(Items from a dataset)
++++++++++++++++++++

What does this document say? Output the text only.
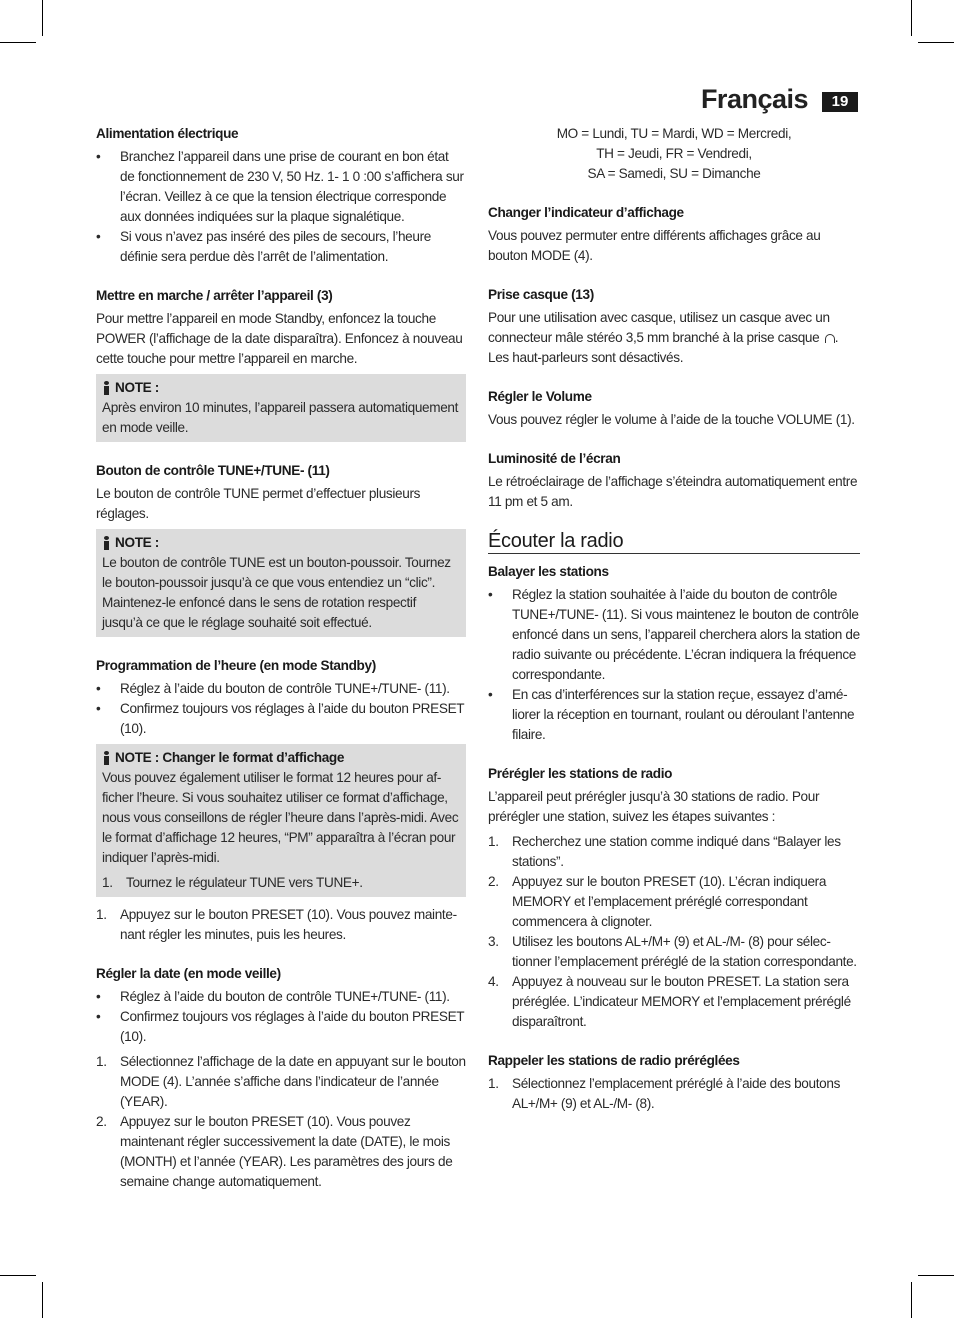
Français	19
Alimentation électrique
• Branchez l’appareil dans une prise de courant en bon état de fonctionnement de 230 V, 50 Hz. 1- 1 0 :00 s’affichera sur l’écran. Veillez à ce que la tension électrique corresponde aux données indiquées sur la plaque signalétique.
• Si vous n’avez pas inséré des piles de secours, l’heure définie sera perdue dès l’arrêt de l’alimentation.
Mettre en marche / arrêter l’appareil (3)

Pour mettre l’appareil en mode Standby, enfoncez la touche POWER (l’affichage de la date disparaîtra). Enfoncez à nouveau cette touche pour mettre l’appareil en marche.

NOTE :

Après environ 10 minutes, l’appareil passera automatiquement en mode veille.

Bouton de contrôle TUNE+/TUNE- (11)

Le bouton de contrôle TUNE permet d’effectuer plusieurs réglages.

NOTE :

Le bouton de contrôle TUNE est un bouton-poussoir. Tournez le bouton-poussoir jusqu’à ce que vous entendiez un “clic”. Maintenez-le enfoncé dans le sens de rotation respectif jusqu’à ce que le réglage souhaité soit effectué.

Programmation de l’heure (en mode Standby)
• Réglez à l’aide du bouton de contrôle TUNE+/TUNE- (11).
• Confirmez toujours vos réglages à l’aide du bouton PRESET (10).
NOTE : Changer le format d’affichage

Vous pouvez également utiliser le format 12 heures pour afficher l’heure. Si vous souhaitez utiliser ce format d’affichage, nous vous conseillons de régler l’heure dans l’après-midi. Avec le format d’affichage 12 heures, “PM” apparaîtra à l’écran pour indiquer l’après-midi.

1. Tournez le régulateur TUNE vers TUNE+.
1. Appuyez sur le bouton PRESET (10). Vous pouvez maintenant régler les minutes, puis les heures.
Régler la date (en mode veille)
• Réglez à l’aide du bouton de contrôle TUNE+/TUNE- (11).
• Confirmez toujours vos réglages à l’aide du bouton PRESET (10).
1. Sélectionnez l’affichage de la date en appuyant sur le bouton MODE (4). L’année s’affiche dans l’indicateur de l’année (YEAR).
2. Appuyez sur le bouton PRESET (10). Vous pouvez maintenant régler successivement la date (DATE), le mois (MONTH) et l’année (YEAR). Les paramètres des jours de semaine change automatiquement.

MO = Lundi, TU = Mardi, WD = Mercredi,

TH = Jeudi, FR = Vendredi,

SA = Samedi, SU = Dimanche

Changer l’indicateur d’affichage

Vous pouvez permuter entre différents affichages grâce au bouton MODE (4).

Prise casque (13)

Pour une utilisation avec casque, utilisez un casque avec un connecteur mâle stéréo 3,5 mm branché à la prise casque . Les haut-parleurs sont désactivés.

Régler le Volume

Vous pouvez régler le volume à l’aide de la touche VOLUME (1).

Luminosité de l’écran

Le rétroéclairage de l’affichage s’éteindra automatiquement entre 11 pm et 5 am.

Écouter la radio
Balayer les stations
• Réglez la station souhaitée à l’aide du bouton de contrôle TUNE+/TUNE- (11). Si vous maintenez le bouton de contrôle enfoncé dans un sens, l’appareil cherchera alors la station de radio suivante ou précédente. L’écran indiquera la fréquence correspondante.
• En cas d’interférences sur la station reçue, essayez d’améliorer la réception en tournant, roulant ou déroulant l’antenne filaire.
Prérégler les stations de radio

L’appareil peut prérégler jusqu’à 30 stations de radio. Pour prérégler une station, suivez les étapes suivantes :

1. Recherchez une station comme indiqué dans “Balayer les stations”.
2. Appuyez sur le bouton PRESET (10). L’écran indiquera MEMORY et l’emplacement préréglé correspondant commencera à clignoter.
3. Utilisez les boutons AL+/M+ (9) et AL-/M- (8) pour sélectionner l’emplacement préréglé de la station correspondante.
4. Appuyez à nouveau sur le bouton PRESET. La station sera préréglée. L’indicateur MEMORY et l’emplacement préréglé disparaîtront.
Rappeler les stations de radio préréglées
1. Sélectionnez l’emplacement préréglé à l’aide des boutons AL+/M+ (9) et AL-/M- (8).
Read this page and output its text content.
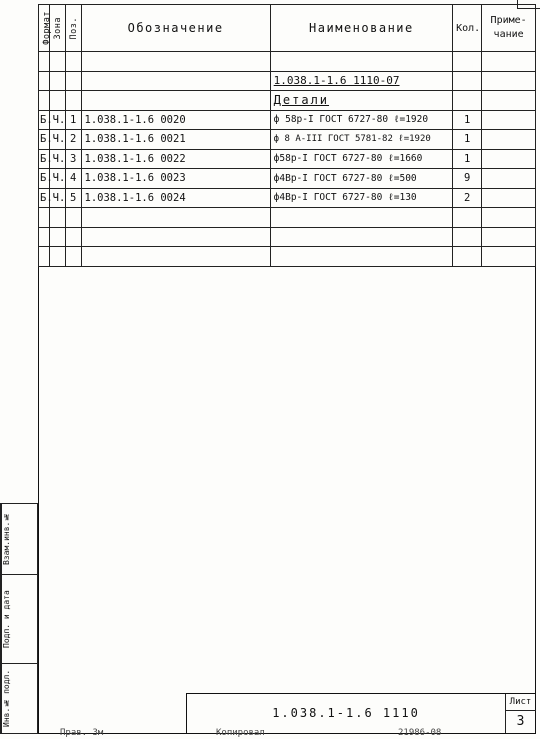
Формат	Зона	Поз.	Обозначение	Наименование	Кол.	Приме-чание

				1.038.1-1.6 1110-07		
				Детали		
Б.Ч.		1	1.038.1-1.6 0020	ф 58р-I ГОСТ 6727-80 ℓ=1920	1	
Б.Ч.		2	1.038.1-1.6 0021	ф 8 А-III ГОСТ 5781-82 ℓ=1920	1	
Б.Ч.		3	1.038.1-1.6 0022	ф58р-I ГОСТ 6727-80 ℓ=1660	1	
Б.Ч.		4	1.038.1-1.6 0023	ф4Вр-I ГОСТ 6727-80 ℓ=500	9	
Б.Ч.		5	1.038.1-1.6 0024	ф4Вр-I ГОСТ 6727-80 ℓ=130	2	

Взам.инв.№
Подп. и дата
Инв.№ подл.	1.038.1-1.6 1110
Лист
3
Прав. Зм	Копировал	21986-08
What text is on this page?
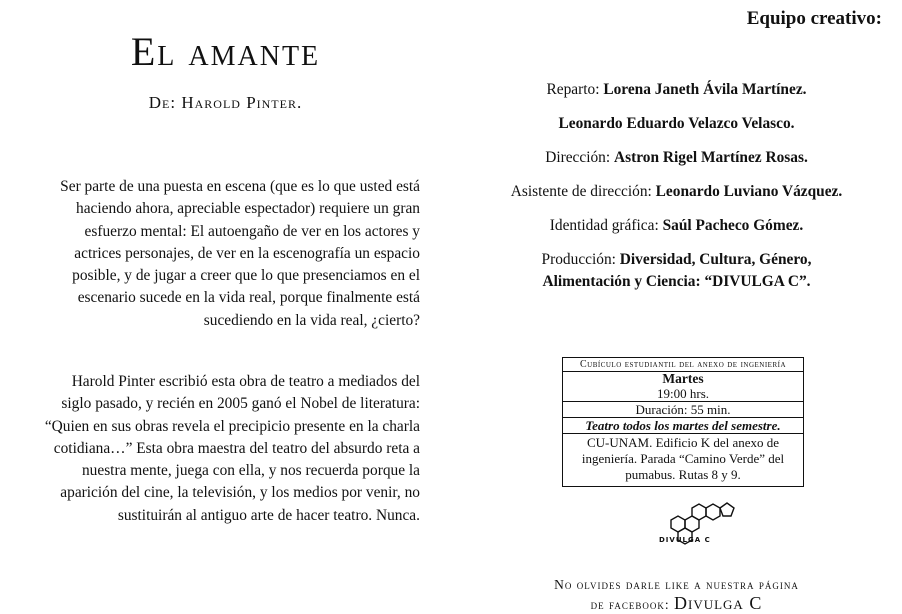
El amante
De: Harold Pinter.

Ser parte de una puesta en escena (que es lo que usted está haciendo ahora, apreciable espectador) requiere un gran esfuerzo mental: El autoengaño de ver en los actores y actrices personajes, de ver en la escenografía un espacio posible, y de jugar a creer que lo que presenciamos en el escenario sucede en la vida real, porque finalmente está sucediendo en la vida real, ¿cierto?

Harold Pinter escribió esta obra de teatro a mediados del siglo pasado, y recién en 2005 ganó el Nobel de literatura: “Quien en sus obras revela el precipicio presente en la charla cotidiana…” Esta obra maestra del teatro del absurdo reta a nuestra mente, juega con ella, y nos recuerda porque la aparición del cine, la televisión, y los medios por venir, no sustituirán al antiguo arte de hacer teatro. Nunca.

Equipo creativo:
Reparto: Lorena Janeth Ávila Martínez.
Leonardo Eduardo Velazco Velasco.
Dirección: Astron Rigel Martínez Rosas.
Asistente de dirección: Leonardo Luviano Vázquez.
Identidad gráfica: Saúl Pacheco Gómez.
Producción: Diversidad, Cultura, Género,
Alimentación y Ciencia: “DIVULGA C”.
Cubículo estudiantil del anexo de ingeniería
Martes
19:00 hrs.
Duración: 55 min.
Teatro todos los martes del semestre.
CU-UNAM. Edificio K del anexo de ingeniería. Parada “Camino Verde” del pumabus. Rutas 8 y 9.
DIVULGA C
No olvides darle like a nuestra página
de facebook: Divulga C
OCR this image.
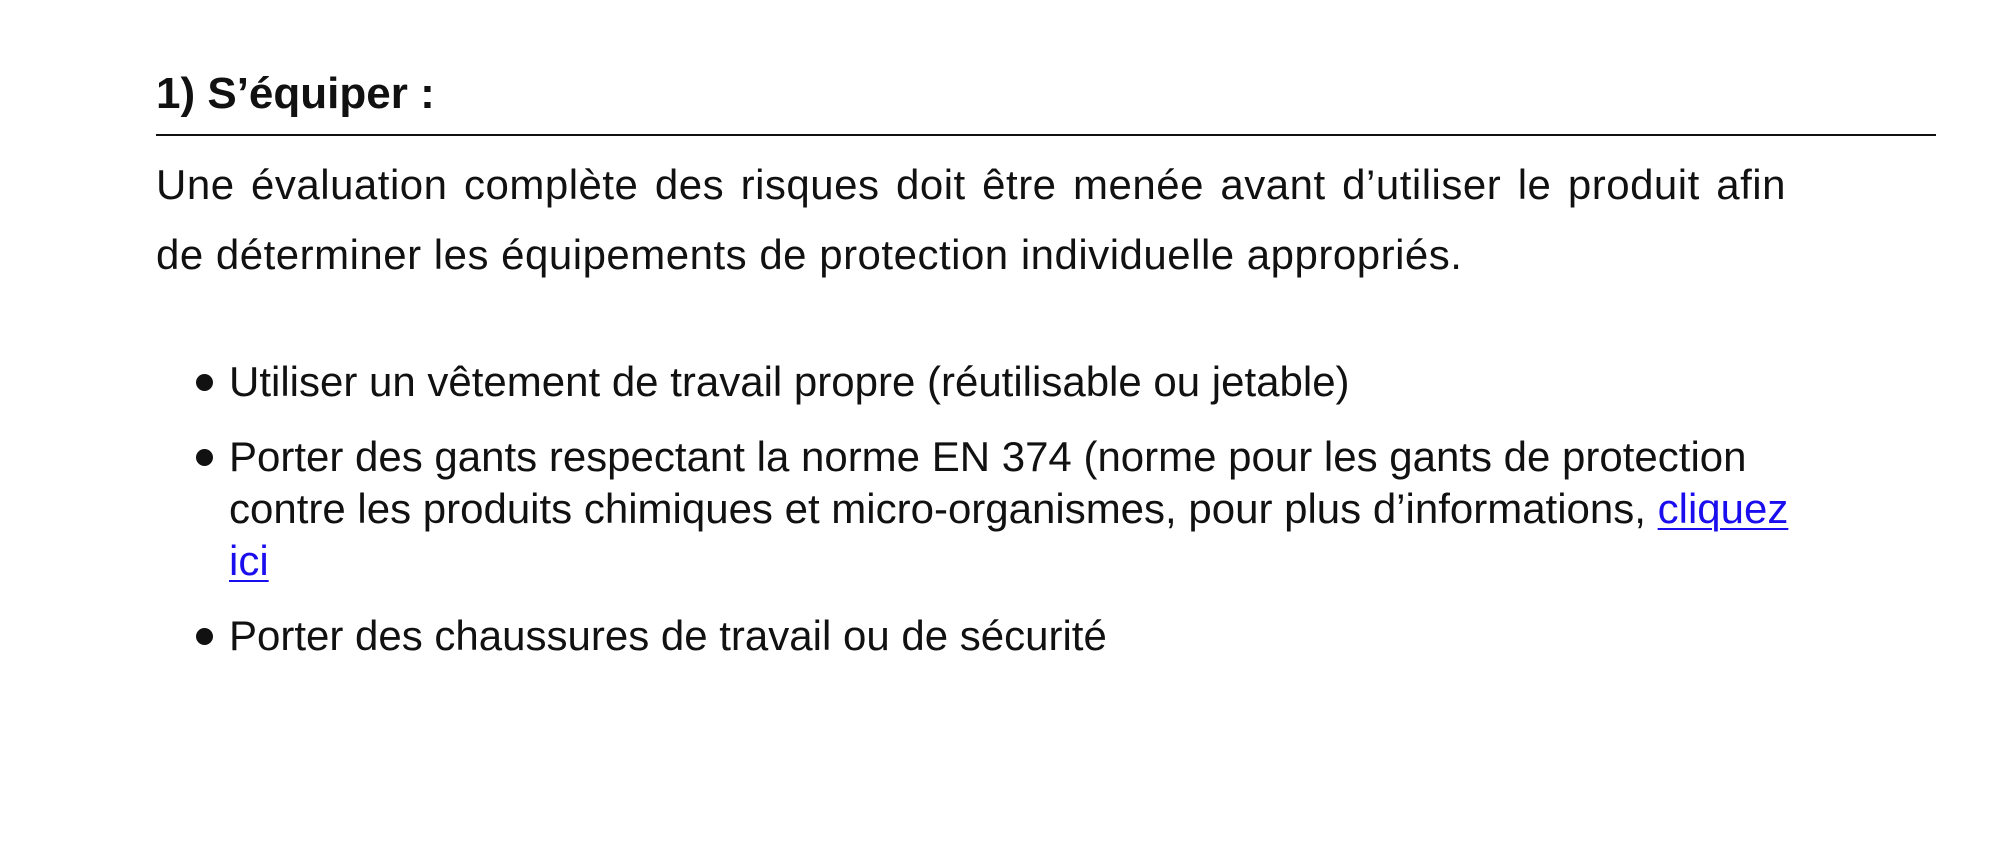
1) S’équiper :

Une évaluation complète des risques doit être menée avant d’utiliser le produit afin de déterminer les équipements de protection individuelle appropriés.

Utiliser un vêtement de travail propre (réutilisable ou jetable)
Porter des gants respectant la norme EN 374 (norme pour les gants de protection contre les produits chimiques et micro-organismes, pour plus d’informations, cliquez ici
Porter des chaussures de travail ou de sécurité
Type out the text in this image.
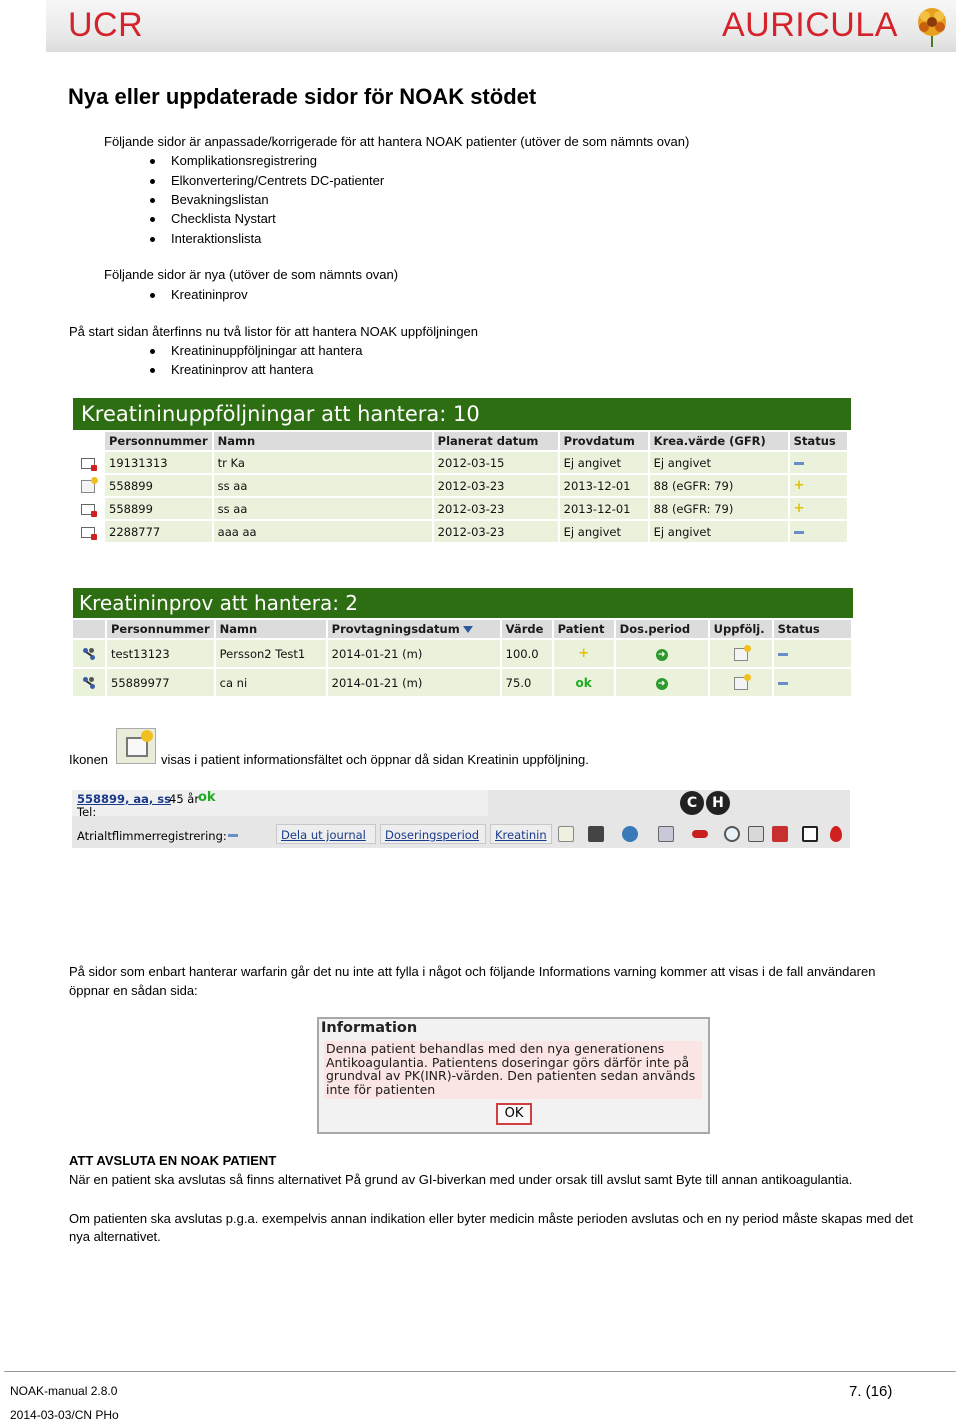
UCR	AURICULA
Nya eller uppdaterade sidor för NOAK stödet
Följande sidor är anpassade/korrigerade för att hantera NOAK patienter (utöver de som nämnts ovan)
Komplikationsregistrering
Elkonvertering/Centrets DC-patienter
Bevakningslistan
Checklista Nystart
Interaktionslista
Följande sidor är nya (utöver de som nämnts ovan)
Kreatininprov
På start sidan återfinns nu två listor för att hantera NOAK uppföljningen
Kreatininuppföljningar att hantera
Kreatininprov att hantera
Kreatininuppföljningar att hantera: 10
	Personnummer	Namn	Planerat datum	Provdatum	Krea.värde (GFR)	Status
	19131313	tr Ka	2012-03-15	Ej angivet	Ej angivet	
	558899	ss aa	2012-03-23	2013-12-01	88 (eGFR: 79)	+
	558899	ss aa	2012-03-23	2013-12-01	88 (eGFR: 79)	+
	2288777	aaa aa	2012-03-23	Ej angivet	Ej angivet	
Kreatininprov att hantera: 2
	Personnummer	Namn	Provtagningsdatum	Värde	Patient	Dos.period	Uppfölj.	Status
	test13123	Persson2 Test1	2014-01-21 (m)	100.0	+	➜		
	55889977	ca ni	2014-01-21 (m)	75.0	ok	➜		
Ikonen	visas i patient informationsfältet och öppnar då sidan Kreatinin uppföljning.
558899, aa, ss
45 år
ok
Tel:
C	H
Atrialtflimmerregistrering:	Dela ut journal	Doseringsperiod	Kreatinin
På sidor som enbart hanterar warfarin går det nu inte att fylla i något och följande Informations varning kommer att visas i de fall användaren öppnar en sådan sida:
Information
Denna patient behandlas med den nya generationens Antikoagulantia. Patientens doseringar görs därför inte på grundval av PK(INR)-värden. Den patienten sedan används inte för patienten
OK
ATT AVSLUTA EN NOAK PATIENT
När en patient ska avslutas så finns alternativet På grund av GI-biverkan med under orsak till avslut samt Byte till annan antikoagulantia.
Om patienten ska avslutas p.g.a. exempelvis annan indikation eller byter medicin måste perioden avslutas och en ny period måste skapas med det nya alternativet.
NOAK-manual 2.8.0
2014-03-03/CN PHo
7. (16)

++++++++++++++++++++

# Task to carry out
In the records above, find each line holding "Namn" and copy it.

# Solution for this problem
	Personnummer	Namn	Planerat datum	Provdatum	Krea.värde (GFR)	Status
	Personnummer	Namn	Provtagningsdatum	Värde	Patient	Dos.period	Uppfölj.	Status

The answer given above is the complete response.